* [GIVEN INSTRUCTION]: Return every line of the material exactly.

* [SUPPLIED ENTRIES]:
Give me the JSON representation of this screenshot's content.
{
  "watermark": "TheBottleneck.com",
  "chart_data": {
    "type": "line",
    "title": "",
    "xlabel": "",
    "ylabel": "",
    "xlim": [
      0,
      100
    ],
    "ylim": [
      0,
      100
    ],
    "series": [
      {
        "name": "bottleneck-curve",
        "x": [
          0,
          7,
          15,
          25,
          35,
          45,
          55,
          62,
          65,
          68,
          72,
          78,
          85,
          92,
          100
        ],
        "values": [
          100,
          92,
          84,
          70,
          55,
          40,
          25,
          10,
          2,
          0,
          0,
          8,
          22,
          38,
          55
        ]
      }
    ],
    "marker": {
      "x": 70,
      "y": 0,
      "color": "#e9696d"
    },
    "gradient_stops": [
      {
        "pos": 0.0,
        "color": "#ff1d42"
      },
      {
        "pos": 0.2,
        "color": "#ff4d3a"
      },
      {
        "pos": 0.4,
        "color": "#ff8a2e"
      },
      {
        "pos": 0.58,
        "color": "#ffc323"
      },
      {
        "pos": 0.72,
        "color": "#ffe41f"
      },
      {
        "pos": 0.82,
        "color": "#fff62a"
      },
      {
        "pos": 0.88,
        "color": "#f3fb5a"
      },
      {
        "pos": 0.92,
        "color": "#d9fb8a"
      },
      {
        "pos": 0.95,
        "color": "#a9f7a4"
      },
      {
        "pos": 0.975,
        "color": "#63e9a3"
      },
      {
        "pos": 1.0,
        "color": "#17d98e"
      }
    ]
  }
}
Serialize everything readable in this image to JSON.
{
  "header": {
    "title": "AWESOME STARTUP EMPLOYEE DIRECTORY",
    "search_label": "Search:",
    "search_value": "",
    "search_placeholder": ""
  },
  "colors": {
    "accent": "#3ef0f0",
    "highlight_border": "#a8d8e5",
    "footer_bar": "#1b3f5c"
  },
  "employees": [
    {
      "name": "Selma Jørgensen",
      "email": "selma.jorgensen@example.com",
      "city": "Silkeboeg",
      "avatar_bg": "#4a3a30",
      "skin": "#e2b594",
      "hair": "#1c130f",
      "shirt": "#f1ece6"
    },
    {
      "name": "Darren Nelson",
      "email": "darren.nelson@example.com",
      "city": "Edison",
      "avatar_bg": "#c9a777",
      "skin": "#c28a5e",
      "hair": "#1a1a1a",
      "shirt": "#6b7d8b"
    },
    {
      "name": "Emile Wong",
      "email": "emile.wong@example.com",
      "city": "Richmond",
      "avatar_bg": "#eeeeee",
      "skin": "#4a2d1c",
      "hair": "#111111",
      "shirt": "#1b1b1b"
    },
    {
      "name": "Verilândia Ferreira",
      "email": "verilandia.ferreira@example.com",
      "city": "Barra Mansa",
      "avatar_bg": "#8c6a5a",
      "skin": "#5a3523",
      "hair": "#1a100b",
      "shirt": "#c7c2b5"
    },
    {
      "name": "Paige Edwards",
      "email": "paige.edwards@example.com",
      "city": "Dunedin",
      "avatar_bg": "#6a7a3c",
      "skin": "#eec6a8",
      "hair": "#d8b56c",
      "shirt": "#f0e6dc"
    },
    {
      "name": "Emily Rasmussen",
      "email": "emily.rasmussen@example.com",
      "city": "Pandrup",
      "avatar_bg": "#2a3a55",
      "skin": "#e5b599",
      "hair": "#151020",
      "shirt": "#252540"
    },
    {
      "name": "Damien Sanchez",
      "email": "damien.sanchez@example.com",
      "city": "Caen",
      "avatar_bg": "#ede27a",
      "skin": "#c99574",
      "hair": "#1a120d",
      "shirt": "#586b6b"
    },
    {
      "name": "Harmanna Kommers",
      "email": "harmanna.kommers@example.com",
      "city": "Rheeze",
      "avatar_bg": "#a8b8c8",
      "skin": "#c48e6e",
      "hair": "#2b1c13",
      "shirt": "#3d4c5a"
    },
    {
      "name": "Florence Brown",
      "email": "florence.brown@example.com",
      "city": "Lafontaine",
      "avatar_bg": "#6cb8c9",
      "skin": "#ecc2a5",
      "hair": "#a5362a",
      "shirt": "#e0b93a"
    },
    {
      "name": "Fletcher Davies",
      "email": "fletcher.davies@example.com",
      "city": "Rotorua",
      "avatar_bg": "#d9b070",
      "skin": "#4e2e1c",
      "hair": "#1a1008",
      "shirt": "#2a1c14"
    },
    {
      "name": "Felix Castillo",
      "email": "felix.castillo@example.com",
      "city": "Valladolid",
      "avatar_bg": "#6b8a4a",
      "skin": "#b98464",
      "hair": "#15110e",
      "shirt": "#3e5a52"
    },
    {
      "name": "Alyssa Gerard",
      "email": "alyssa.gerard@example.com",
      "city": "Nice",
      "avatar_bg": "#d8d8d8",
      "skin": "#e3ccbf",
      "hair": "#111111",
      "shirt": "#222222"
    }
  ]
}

* [SOLUTION FOR THIS TASK]:
Give me the JSON representation of this screenshot's content.
{
  "watermark": "TheBottleneck.com",
  "chart_data": {
    "type": "line",
    "title": "",
    "xlabel": "",
    "ylabel": "",
    "xlim": [
      0,
      100
    ],
    "ylim": [
      0,
      100
    ],
    "series": [
      {
        "name": "bottleneck-curve",
        "x": [
          0,
          7,
          15,
          25,
          35,
          45,
          55,
          62,
          65,
          68,
          72,
          78,
          85,
          92,
          100
        ],
        "values": [
          100,
          92,
          84,
          70,
          55,
          40,
          25,
          10,
          2,
          0,
          0,
          8,
          22,
          38,
          55
        ]
      }
    ],
    "marker": {
      "x": 70,
      "y": 0,
      "color": "#e9696d"
    },
    "gradient_stops": [
      {
        "pos": 0.0,
        "color": "#ff1d42"
      },
      {
        "pos": 0.2,
        "color": "#ff4d3a"
      },
      {
        "pos": 0.4,
        "color": "#ff8a2e"
      },
      {
        "pos": 0.58,
        "color": "#ffc323"
      },
      {
        "pos": 0.72,
        "color": "#ffe41f"
      },
      {
        "pos": 0.82,
        "color": "#fff62a"
      },
      {
        "pos": 0.88,
        "color": "#f3fb5a"
      },
      {
        "pos": 0.92,
        "color": "#d9fb8a"
      },
      {
        "pos": 0.95,
        "color": "#a9f7a4"
      },
      {
        "pos": 0.975,
        "color": "#63e9a3"
      },
      {
        "pos": 1.0,
        "color": "#17d98e"
      }
    ]
  }
}
Serialize everything readable in this image to JSON.
{
  "header": {
    "title": "AWESOME STARTUP EMPLOYEE DIRECTORY",
    "search_label": "Search:",
    "search_value": "",
    "search_placeholder": ""
  },
  "colors": {
    "accent": "#3ef0f0",
    "highlight_border": "#a8d8e5",
    "footer_bar": "#1b3f5c"
  },
  "employees": [
    {
      "name": "Selma Jørgensen",
      "email": "selma.jorgensen@example.com",
      "city": "Silkeboeg",
      "avatar_bg": "#4a3a30",
      "skin": "#e2b594",
      "hair": "#1c130f",
      "shirt": "#f1ece6"
    },
    {
      "name": "Darren Nelson",
      "email": "darren.nelson@example.com",
      "city": "Edison",
      "avatar_bg": "#c9a777",
      "skin": "#c28a5e",
      "hair": "#1a1a1a",
      "shirt": "#6b7d8b"
    },
    {
      "name": "Emile Wong",
      "email": "emile.wong@example.com",
      "city": "Richmond",
      "avatar_bg": "#eeeeee",
      "skin": "#4a2d1c",
      "hair": "#111111",
      "shirt": "#1b1b1b"
    },
    {
      "name": "Verilândia Ferreira",
      "email": "verilandia.ferreira@example.com",
      "city": "Barra Mansa",
      "avatar_bg": "#8c6a5a",
      "skin": "#5a3523",
      "hair": "#1a100b",
      "shirt": "#c7c2b5"
    },
    {
      "name": "Paige Edwards",
      "email": "paige.edwards@example.com",
      "city": "Dunedin",
      "avatar_bg": "#6a7a3c",
      "skin": "#eec6a8",
      "hair": "#d8b56c",
      "shirt": "#f0e6dc"
    },
    {
      "name": "Emily Rasmussen",
      "email": "emily.rasmussen@example.com",
      "city": "Pandrup",
      "avatar_bg": "#2a3a55",
      "skin": "#e5b599",
      "hair": "#151020",
      "shirt": "#252540"
    },
    {
      "name": "Damien Sanchez",
      "email": "damien.sanchez@example.com",
      "city": "Caen",
      "avatar_bg": "#ede27a",
      "skin": "#c99574",
      "hair": "#1a120d",
      "shirt": "#586b6b"
    },
    {
      "name": "Harmanna Kommers",
      "email": "harmanna.kommers@example.com",
      "city": "Rheeze",
      "avatar_bg": "#a8b8c8",
      "skin": "#c48e6e",
      "hair": "#2b1c13",
      "shirt": "#3d4c5a"
    },
    {
      "name": "Florence Brown",
      "email": "florence.brown@example.com",
      "city": "Lafontaine",
      "avatar_bg": "#6cb8c9",
      "skin": "#ecc2a5",
      "hair": "#a5362a",
      "shirt": "#e0b93a"
    },
    {
      "name": "Fletcher Davies",
      "email": "fletcher.davies@example.com",
      "city": "Rotorua",
      "avatar_bg": "#d9b070",
      "skin": "#4e2e1c",
      "hair": "#1a1008",
      "shirt": "#2a1c14"
    },
    {
      "name": "Felix Castillo",
      "email": "felix.castillo@example.com",
      "city": "Valladolid",
      "avatar_bg": "#6b8a4a",
      "skin": "#b98464",
      "hair": "#15110e",
      "shirt": "#3e5a52"
    },
    {
      "name": "Alyssa Gerard",
      "email": "alyssa.gerard@example.com",
      "city": "Nice",
      "avatar_bg": "#d8d8d8",
      "skin": "#e3ccbf",
      "hair": "#111111",
      "shirt": "#222222"
    }
  ]
}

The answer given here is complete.